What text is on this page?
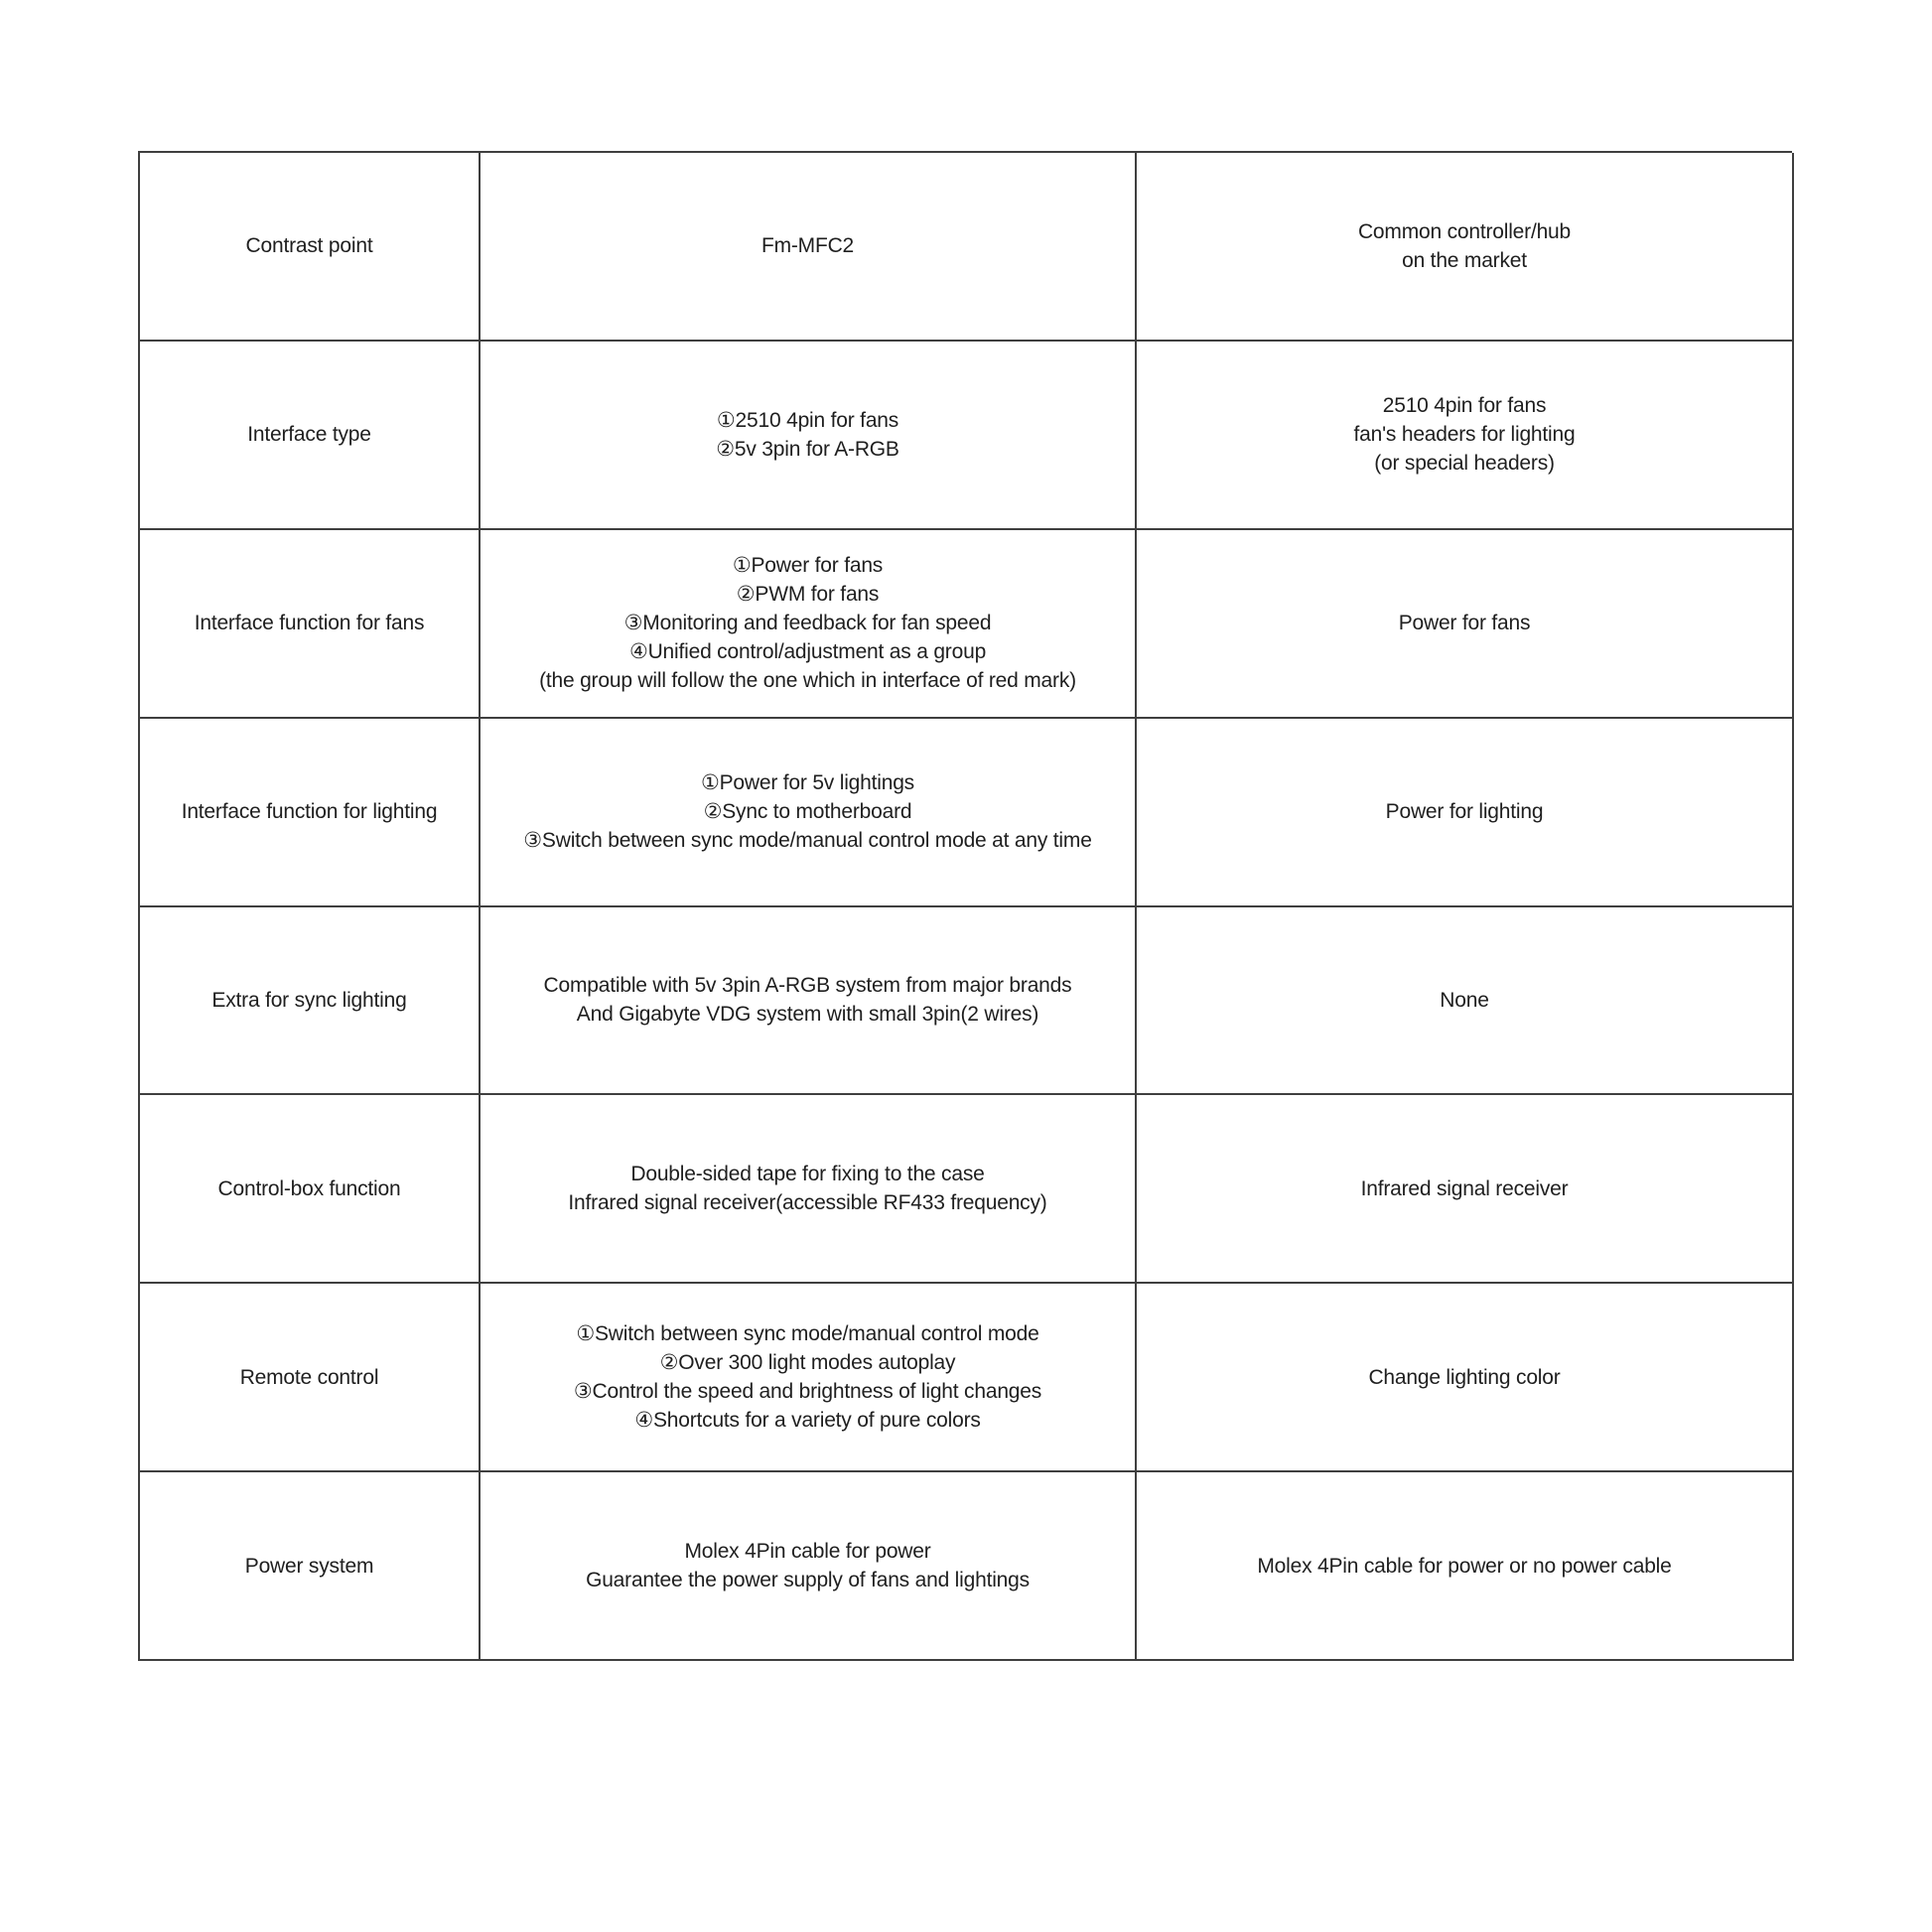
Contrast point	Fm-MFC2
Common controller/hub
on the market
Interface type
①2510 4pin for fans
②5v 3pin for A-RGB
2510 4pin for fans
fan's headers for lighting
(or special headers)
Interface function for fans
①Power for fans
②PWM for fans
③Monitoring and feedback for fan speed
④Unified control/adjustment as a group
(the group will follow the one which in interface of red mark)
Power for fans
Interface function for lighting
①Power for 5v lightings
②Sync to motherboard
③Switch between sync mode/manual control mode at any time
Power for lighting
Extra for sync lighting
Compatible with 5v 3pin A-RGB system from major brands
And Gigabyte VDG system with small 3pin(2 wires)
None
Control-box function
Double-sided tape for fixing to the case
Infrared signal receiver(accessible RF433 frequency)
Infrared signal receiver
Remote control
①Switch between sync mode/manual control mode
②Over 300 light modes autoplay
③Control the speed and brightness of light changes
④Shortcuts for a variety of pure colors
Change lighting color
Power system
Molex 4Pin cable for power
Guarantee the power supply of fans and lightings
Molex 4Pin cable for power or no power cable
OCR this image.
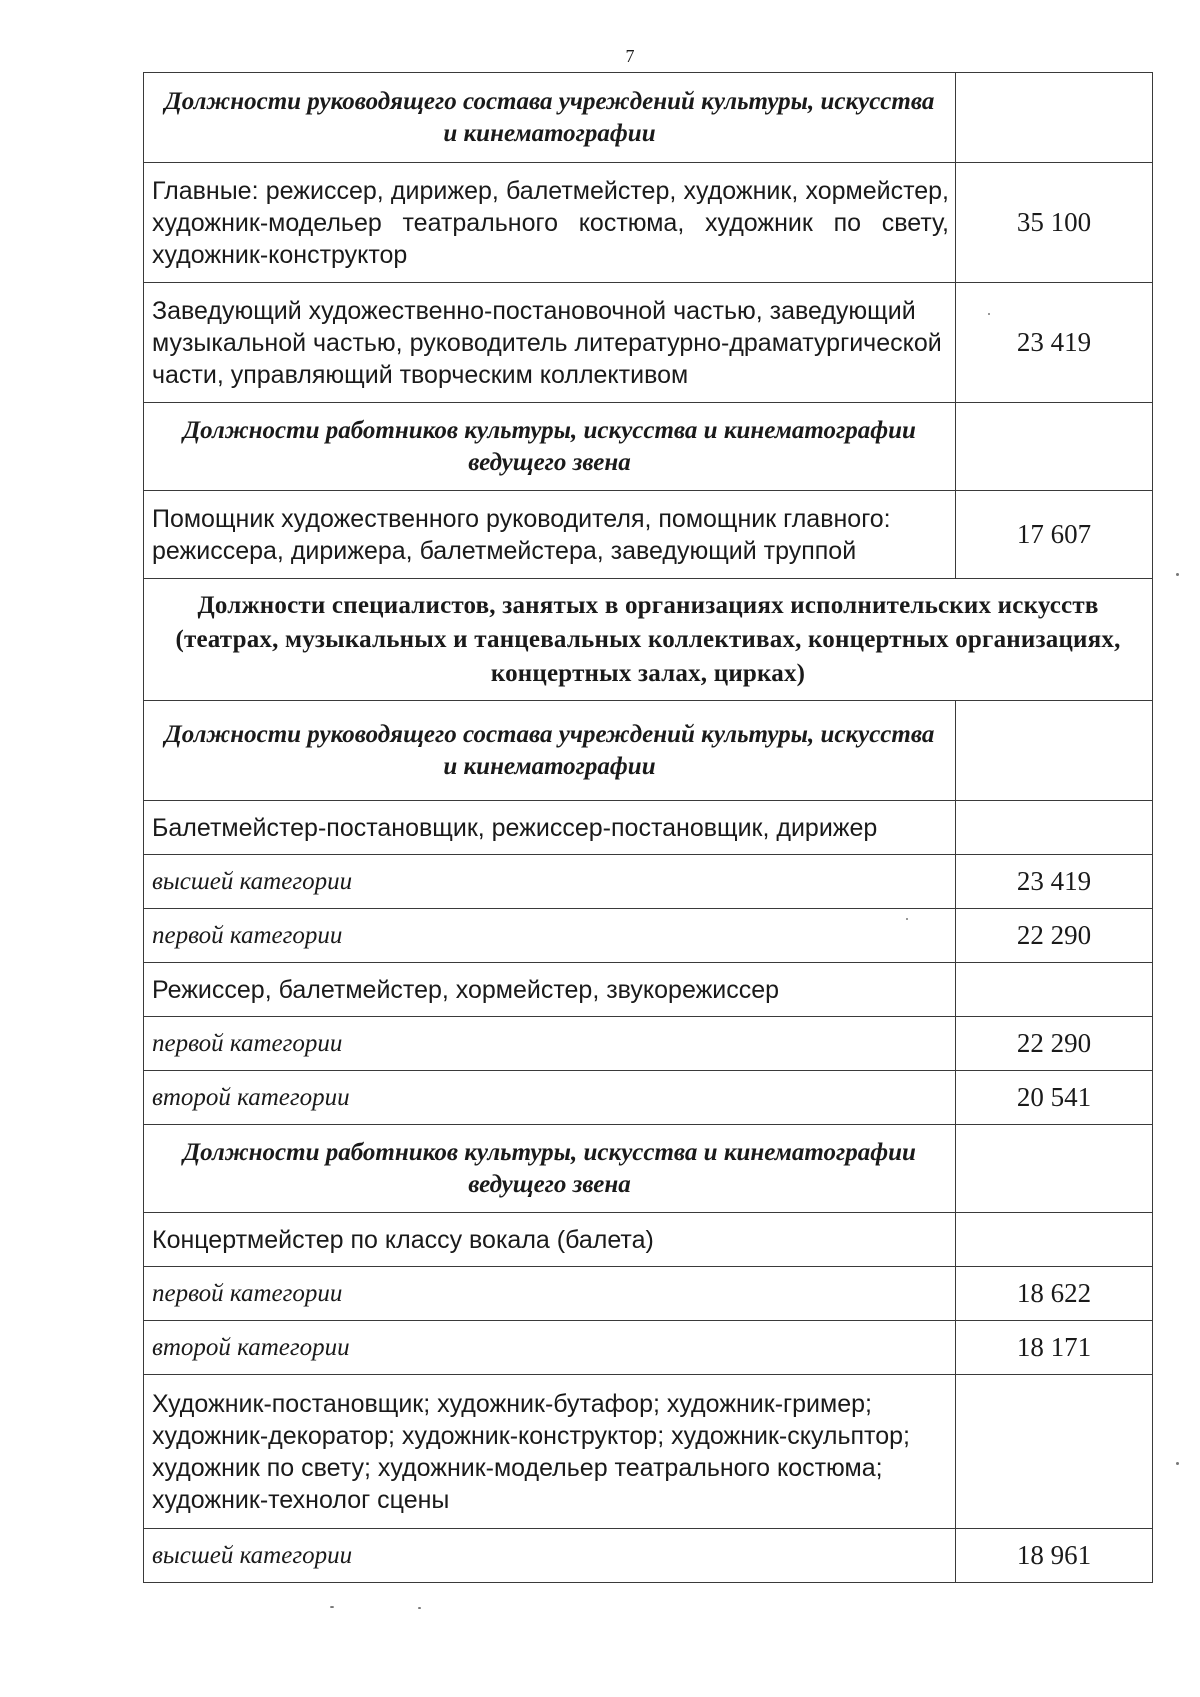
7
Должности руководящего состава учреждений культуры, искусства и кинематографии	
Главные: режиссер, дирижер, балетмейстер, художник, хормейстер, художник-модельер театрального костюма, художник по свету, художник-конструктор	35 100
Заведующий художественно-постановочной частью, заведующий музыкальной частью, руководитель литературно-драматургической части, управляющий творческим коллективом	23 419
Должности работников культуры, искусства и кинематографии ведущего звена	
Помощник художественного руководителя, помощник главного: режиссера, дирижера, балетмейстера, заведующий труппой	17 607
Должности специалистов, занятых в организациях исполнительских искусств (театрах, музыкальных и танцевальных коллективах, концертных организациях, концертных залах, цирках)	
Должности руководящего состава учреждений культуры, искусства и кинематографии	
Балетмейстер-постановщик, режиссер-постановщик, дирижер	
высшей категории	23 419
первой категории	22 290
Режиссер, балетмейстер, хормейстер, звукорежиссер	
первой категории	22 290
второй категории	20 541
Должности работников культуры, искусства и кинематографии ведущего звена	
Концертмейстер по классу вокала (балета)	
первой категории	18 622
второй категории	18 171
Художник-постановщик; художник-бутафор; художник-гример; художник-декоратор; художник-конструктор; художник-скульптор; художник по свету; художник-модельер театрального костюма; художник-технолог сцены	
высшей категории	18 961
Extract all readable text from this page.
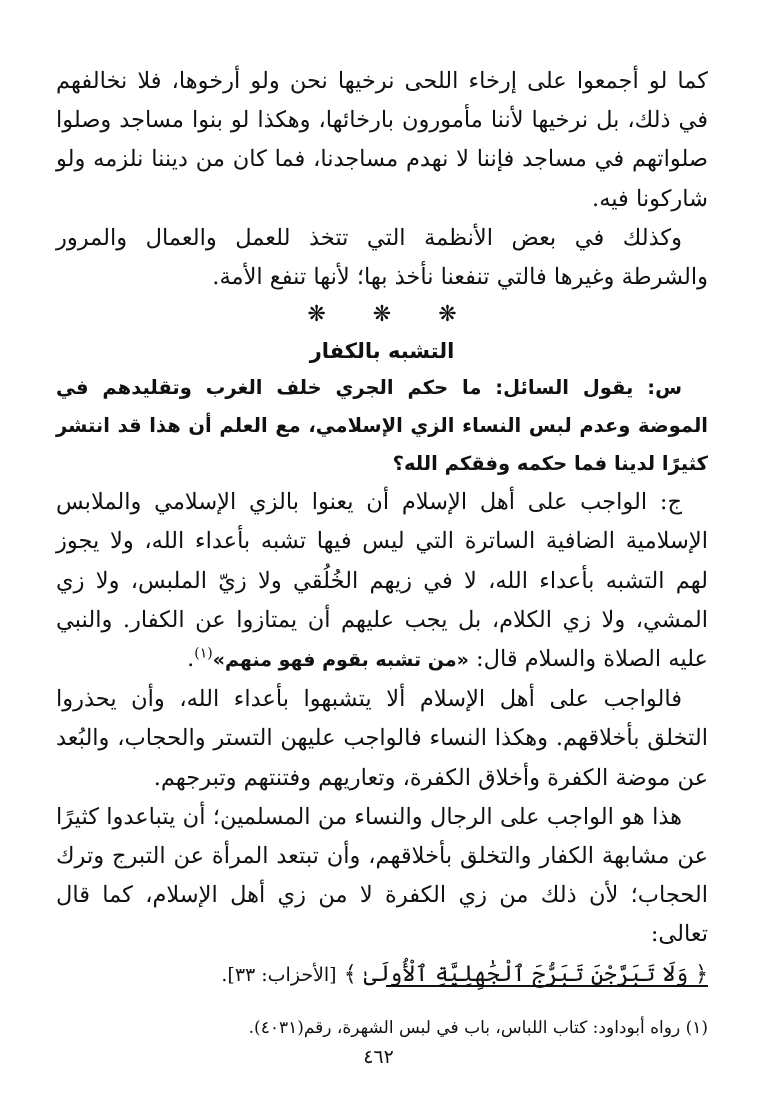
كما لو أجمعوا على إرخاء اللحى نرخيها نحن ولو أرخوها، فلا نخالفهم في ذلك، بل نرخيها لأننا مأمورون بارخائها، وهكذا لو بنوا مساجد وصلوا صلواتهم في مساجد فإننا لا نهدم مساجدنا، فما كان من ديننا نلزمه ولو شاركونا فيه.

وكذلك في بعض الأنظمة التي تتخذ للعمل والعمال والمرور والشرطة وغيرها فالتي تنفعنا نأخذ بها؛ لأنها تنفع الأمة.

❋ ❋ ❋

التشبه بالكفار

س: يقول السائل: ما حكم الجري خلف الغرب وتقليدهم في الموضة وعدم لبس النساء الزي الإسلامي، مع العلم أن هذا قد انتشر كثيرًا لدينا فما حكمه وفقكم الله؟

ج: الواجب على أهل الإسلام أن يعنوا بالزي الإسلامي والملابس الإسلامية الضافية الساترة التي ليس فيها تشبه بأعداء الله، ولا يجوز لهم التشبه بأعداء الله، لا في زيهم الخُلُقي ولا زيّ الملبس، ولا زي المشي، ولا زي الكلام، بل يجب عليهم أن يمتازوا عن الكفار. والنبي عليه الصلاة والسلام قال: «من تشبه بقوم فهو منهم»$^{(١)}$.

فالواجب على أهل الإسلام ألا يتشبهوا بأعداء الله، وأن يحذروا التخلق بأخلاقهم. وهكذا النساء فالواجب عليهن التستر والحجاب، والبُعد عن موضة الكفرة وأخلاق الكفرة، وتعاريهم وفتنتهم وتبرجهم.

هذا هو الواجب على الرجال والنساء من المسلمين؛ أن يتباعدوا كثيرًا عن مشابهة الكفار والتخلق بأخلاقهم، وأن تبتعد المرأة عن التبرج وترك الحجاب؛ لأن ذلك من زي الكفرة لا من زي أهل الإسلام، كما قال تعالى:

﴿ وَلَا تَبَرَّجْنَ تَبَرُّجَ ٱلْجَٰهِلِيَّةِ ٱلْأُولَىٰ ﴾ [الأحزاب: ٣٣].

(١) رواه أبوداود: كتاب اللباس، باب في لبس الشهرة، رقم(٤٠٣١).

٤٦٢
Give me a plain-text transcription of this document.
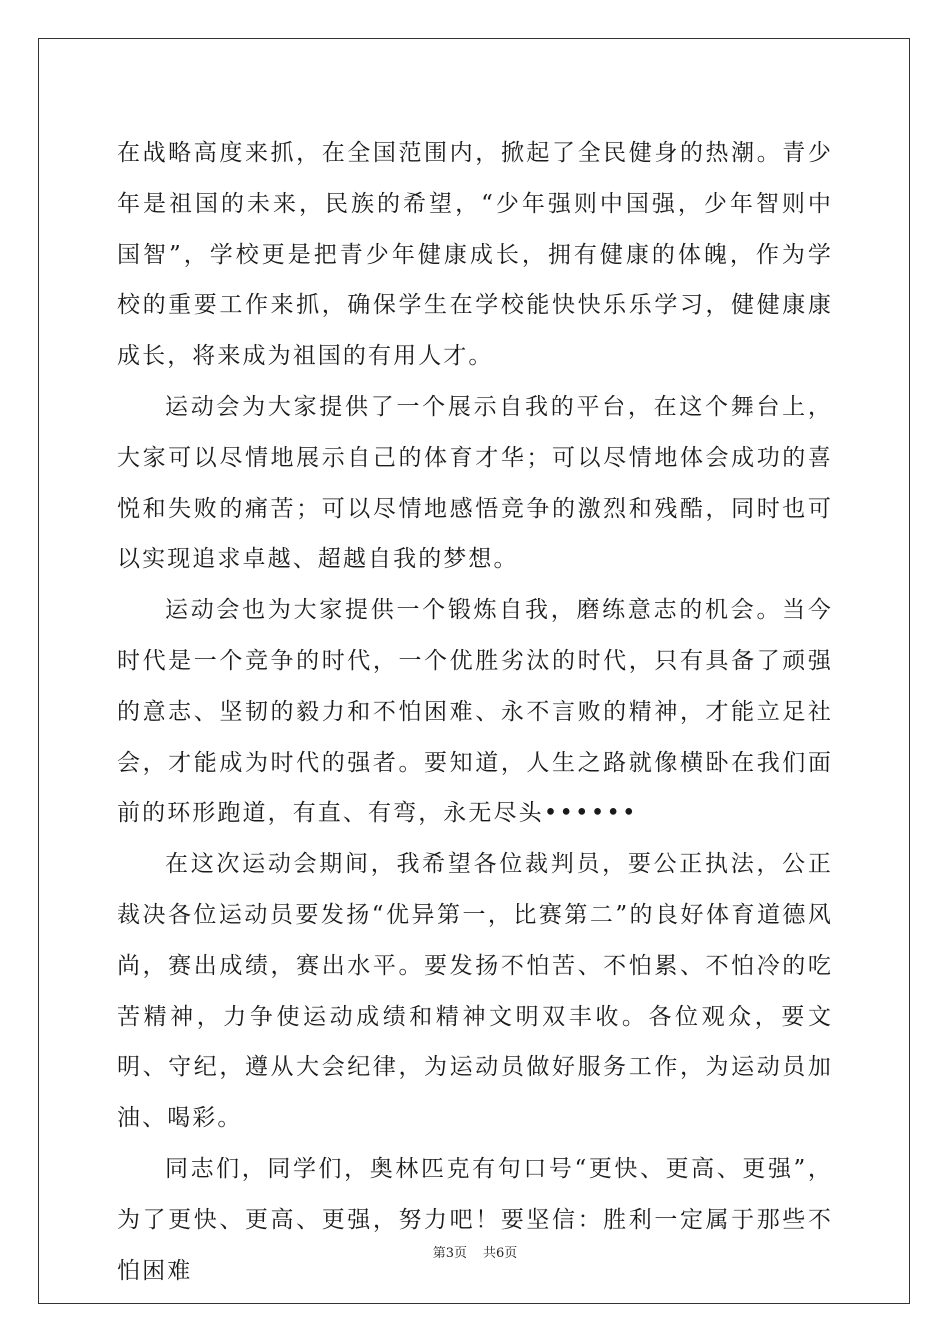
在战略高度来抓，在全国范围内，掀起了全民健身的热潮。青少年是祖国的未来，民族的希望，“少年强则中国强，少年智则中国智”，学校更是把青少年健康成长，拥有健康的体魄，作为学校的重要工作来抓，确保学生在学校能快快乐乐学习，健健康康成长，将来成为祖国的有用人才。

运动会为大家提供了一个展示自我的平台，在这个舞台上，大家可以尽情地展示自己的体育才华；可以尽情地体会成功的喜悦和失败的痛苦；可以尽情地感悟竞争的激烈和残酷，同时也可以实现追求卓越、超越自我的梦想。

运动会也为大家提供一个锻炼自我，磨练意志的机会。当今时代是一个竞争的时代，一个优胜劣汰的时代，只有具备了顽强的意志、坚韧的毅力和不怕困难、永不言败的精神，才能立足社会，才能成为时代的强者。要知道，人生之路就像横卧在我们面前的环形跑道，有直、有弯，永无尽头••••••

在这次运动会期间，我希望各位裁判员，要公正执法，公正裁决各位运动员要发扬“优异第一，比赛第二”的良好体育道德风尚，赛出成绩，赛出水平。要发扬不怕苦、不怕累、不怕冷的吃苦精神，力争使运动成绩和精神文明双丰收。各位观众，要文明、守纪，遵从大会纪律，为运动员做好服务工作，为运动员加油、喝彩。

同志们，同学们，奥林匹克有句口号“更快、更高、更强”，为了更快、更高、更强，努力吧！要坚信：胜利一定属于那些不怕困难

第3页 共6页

---*---

◆ **Request**
Supply the count of lines in the entries that contain the word "from", and nothing besides.

◆ **Task output**
2